▸ **WHAT IS ASKED**
Every line from the line containing "Convert this document image to plain text." through the final line below is to be repeated exactly; no other line is.
--*--
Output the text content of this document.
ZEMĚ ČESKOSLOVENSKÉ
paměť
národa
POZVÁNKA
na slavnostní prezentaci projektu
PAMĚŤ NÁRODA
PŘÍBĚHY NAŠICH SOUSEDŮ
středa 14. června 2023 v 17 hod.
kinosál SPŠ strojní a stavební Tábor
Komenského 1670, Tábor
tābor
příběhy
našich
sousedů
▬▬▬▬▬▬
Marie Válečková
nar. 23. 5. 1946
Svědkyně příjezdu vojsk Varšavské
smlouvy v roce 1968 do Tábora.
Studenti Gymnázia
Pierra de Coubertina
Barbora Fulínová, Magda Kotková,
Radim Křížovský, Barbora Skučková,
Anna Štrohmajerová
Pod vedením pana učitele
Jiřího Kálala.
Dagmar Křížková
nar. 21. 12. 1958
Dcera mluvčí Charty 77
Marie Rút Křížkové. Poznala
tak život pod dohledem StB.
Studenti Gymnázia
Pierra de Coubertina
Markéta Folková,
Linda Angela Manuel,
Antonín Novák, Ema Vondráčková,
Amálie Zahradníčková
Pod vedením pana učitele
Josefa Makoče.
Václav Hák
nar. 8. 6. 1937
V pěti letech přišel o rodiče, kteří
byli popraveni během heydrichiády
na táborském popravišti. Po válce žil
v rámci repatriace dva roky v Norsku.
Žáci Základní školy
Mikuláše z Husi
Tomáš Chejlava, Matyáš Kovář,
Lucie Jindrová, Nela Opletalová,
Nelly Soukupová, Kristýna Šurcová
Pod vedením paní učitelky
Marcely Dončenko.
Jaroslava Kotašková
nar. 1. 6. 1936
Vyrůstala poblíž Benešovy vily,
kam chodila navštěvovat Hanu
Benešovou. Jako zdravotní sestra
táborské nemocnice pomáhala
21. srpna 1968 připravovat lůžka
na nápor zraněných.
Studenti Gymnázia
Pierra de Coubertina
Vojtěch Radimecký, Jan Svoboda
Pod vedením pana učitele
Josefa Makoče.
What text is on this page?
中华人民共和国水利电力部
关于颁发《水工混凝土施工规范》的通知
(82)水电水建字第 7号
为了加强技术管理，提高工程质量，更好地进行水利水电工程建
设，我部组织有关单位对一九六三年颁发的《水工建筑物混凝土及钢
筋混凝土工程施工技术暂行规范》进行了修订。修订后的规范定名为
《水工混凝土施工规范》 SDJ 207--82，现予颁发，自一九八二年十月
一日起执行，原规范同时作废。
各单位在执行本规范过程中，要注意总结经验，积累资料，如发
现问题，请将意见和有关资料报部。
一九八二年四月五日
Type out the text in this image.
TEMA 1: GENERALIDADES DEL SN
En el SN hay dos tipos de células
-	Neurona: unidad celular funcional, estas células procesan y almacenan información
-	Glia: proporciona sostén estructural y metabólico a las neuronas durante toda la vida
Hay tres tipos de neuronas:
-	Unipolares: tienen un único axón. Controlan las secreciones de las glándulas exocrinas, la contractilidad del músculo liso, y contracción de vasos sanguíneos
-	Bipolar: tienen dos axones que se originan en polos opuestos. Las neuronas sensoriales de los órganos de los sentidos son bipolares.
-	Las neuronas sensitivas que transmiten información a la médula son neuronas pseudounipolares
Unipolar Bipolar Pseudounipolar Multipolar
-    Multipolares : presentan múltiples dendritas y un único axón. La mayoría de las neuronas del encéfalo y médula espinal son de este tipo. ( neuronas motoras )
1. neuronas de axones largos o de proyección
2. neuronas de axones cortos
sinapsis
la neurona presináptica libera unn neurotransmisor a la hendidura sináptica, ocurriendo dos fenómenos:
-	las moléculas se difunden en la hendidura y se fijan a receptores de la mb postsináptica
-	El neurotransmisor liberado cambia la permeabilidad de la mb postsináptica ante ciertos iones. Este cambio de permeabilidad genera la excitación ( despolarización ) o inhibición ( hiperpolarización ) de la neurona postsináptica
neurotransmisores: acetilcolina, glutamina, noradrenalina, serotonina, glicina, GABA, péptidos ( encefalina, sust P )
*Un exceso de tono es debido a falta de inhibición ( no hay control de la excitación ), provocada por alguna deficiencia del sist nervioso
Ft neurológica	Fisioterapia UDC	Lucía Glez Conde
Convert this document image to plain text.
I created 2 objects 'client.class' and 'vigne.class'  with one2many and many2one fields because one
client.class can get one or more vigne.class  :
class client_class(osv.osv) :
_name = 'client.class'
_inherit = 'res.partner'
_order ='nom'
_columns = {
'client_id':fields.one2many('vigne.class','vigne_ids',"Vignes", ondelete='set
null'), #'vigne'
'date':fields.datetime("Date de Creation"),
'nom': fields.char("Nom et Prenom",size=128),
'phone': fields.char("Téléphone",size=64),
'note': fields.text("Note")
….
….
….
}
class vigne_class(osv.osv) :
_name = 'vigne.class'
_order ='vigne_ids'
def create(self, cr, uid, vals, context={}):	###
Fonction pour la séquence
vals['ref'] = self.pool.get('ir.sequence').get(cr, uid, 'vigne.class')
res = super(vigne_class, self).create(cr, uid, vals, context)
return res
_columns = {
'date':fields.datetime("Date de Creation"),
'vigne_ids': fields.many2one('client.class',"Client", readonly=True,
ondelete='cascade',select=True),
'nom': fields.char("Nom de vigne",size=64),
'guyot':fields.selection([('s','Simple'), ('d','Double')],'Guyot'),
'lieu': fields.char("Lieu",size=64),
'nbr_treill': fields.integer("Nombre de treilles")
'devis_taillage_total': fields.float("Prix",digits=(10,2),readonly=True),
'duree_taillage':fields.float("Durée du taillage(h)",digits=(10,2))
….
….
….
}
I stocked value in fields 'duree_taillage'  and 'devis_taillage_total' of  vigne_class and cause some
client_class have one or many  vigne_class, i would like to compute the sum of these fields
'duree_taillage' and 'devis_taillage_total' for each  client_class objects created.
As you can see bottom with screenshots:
--*--
▸ **COMPLETED EXERCISE**
Convert this document image to plain text.
I created 2 objects 'client.class' and 'vigne.class'  with one2many and many2one fields because one
client.class can get one or more vigne.class  :
class client_class(osv.osv) :
_name = 'client.class'
_inherit = 'res.partner'
_order ='nom'
_columns = {
'client_id':fields.one2many('vigne.class','vigne_ids',"Vignes", ondelete='set
null'), #'vigne'
'date':fields.datetime("Date de Creation"),
'nom': fields.char("Nom et Prenom",size=128),
'phone': fields.char("Téléphone",size=64),
'note': fields.text("Note")
….
….
….
}
class vigne_class(osv.osv) :
_name = 'vigne.class'
_order ='vigne_ids'
def create(self, cr, uid, vals, context={}):	###
Fonction pour la séquence
vals['ref'] = self.pool.get('ir.sequence').get(cr, uid, 'vigne.class')
res = super(vigne_class, self).create(cr, uid, vals, context)
return res
_columns = {
'date':fields.datetime("Date de Creation"),
'vigne_ids': fields.many2one('client.class',"Client", readonly=True,
ondelete='cascade',select=True),
'nom': fields.char("Nom de vigne",size=64),
'guyot':fields.selection([('s','Simple'), ('d','Double')],'Guyot'),
'lieu': fields.char("Lieu",size=64),
'nbr_treill': fields.integer("Nombre de treilles")
'devis_taillage_total': fields.float("Prix",digits=(10,2),readonly=True),
'duree_taillage':fields.float("Durée du taillage(h)",digits=(10,2))
….
….
….
}
I stocked value in fields 'duree_taillage'  and 'devis_taillage_total' of  vigne_class and cause some
client_class have one or many  vigne_class, i would like to compute the sum of these fields
'duree_taillage' and 'devis_taillage_total' for each  client_class objects created.
As you can see bottom with screenshots:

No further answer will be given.